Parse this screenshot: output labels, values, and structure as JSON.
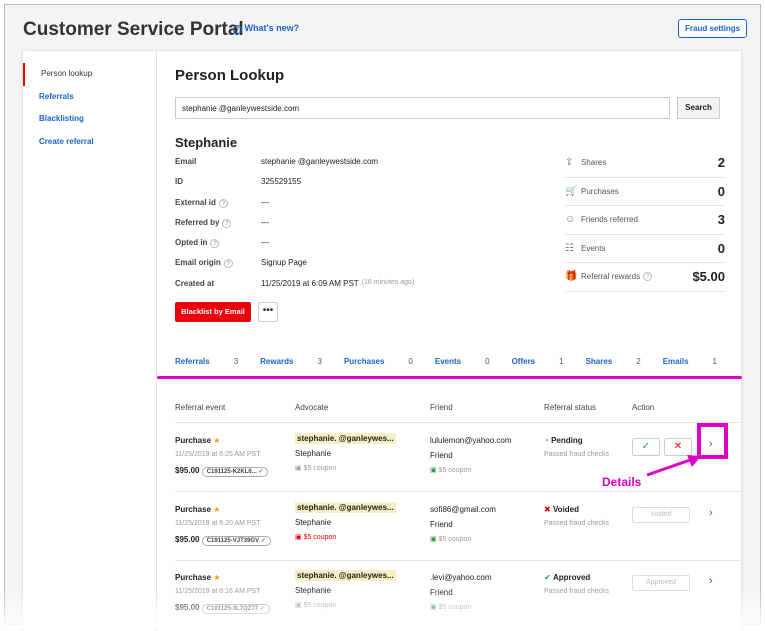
{
  "header": {
    "title": "Customer Service Portal",
    "whats_new": "What's new?",
    "fraud_settings": "Fraud settings"
  },
  "sidebar": {
    "items": [
      {
        "label": "Person lookup",
        "active": true
      },
      {
        "label": "Referrals"
      },
      {
        "label": "Blacklisting"
      },
      {
        "label": "Create referral"
      }
    ]
  },
  "lookup": {
    "title": "Person Lookup",
    "search_value": "stephanie   @ganleywestside.com",
    "search_button": "Search"
  },
  "person": {
    "name": "Stephanie",
    "fields": [
      {
        "label": "Email",
        "value": "stephanie   @ganleywestside.com",
        "help": false
      },
      {
        "label": "ID",
        "value": "325529155",
        "help": false
      },
      {
        "label": "External id",
        "value": "—",
        "help": true
      },
      {
        "label": "Referred by",
        "value": "—",
        "help": true
      },
      {
        "label": "Opted in",
        "value": "—",
        "help": true
      },
      {
        "label": "Email origin",
        "value": "Signup Page",
        "help": true
      },
      {
        "label": "Created at",
        "value": "11/25/2019 at 6:09 AM PST",
        "note": "(16 minutes ago)",
        "help": false
      }
    ],
    "blacklist_button": "Blacklist by Email",
    "more_button": "•••"
  },
  "stats": [
    {
      "icon": "share-icon",
      "label": "Shares",
      "value": "2"
    },
    {
      "icon": "cart-icon",
      "label": "Purchases",
      "value": "0"
    },
    {
      "icon": "friends-icon",
      "label": "Friends referred",
      "value": "3"
    },
    {
      "icon": "events-icon",
      "label": "Events",
      "value": "0"
    },
    {
      "icon": "gift-icon",
      "label": "Referral rewards",
      "value": "$5.00"
    }
  ],
  "tabs": [
    {
      "label": "Referrals",
      "count": "3"
    },
    {
      "label": "Rewards",
      "count": "3"
    },
    {
      "label": "Purchases",
      "count": "0"
    },
    {
      "label": "Events",
      "count": "0"
    },
    {
      "label": "Offers",
      "count": "1"
    },
    {
      "label": "Shares",
      "count": "2"
    },
    {
      "label": "Emails",
      "count": "1"
    }
  ],
  "table": {
    "headers": [
      "Referral event",
      "Advocate",
      "Friend",
      "Referral status",
      "Action"
    ],
    "rows": [
      {
        "event": "Purchase",
        "time": "11/25/2019 at 6:25 AM PST",
        "amount": "$95.00",
        "code": "C191125-K2KL6...",
        "advocate_email": "stephanie.  @ganleywes...",
        "advocate_name": "Stephanie",
        "advocate_reward": "$5 coupon",
        "friend_email": "lululemon@yahoo.com",
        "friend_name": "Friend",
        "friend_reward": "$5 coupon",
        "status": "Pending",
        "fraud": "Passed fraud checks",
        "action": "approve-deny"
      },
      {
        "event": "Purchase",
        "time": "11/25/2019 at 6:20 AM PST",
        "amount": "$95.00",
        "code": "C191125-VJT39GV",
        "advocate_email": "stephanie.  @ganleywes...",
        "advocate_name": "Stephanie",
        "advocate_reward": "$5 coupon",
        "friend_email": "sofi86@gmail.com",
        "friend_name": "Friend",
        "friend_reward": "$5 coupon",
        "status": "Voided",
        "fraud": "Passed fraud checks",
        "action": "Voided"
      },
      {
        "event": "Purchase",
        "time": "11/25/2019 at 6:16 AM PST",
        "amount": "$95.00",
        "code": "C191125-3L7QZ77",
        "advocate_email": "stephanie.  @ganleywes...",
        "advocate_name": "Stephanie",
        "advocate_reward": "$5 coupon",
        "friend_email": "    .levi@yahoo.com",
        "friend_name": "Friend",
        "friend_reward": "$5 coupon",
        "status": "Approved",
        "fraud": "Passed fraud checks",
        "action": "Approved"
      }
    ]
  },
  "annotation": {
    "label": "Details",
    "color": "#e000c8"
  }
}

**Task to carry out:**
Skip the pictures, then retype every line above exactly.

**Reply to the exercise:**
Parse this screenshot: output labels, values, and structure as JSON.
{
  "header": {
    "title": "Customer Service Portal",
    "whats_new": "What's new?",
    "fraud_settings": "Fraud settings"
  },
  "sidebar": {
    "items": [
      {
        "label": "Person lookup",
        "active": true
      },
      {
        "label": "Referrals"
      },
      {
        "label": "Blacklisting"
      },
      {
        "label": "Create referral"
      }
    ]
  },
  "lookup": {
    "title": "Person Lookup",
    "search_value": "stephanie   @ganleywestside.com",
    "search_button": "Search"
  },
  "person": {
    "name": "Stephanie",
    "fields": [
      {
        "label": "Email",
        "value": "stephanie   @ganleywestside.com",
        "help": false
      },
      {
        "label": "ID",
        "value": "325529155",
        "help": false
      },
      {
        "label": "External id",
        "value": "—",
        "help": true
      },
      {
        "label": "Referred by",
        "value": "—",
        "help": true
      },
      {
        "label": "Opted in",
        "value": "—",
        "help": true
      },
      {
        "label": "Email origin",
        "value": "Signup Page",
        "help": true
      },
      {
        "label": "Created at",
        "value": "11/25/2019 at 6:09 AM PST",
        "note": "(16 minutes ago)",
        "help": false
      }
    ],
    "blacklist_button": "Blacklist by Email",
    "more_button": "•••"
  },
  "stats": [
    {
      "icon": "share-icon",
      "label": "Shares",
      "value": "2"
    },
    {
      "icon": "cart-icon",
      "label": "Purchases",
      "value": "0"
    },
    {
      "icon": "friends-icon",
      "label": "Friends referred",
      "value": "3"
    },
    {
      "icon": "events-icon",
      "label": "Events",
      "value": "0"
    },
    {
      "icon": "gift-icon",
      "label": "Referral rewards",
      "value": "$5.00"
    }
  ],
  "tabs": [
    {
      "label": "Referrals",
      "count": "3"
    },
    {
      "label": "Rewards",
      "count": "3"
    },
    {
      "label": "Purchases",
      "count": "0"
    },
    {
      "label": "Events",
      "count": "0"
    },
    {
      "label": "Offers",
      "count": "1"
    },
    {
      "label": "Shares",
      "count": "2"
    },
    {
      "label": "Emails",
      "count": "1"
    }
  ],
  "table": {
    "headers": [
      "Referral event",
      "Advocate",
      "Friend",
      "Referral status",
      "Action"
    ],
    "rows": [
      {
        "event": "Purchase",
        "time": "11/25/2019 at 6:25 AM PST",
        "amount": "$95.00",
        "code": "C191125-K2KL6...",
        "advocate_email": "stephanie.  @ganleywes...",
        "advocate_name": "Stephanie",
        "advocate_reward": "$5 coupon",
        "friend_email": "lululemon@yahoo.com",
        "friend_name": "Friend",
        "friend_reward": "$5 coupon",
        "status": "Pending",
        "fraud": "Passed fraud checks",
        "action": "approve-deny"
      },
      {
        "event": "Purchase",
        "time": "11/25/2019 at 6:20 AM PST",
        "amount": "$95.00",
        "code": "C191125-VJT39GV",
        "advocate_email": "stephanie.  @ganleywes...",
        "advocate_name": "Stephanie",
        "advocate_reward": "$5 coupon",
        "friend_email": "sofi86@gmail.com",
        "friend_name": "Friend",
        "friend_reward": "$5 coupon",
        "status": "Voided",
        "fraud": "Passed fraud checks",
        "action": "Voided"
      },
      {
        "event": "Purchase",
        "time": "11/25/2019 at 6:16 AM PST",
        "amount": "$95.00",
        "code": "C191125-3L7QZ77",
        "advocate_email": "stephanie.  @ganleywes...",
        "advocate_name": "Stephanie",
        "advocate_reward": "$5 coupon",
        "friend_email": "    .levi@yahoo.com",
        "friend_name": "Friend",
        "friend_reward": "$5 coupon",
        "status": "Approved",
        "fraud": "Passed fraud checks",
        "action": "Approved"
      }
    ]
  },
  "annotation": {
    "label": "Details",
    "color": "#e000c8"
  }
}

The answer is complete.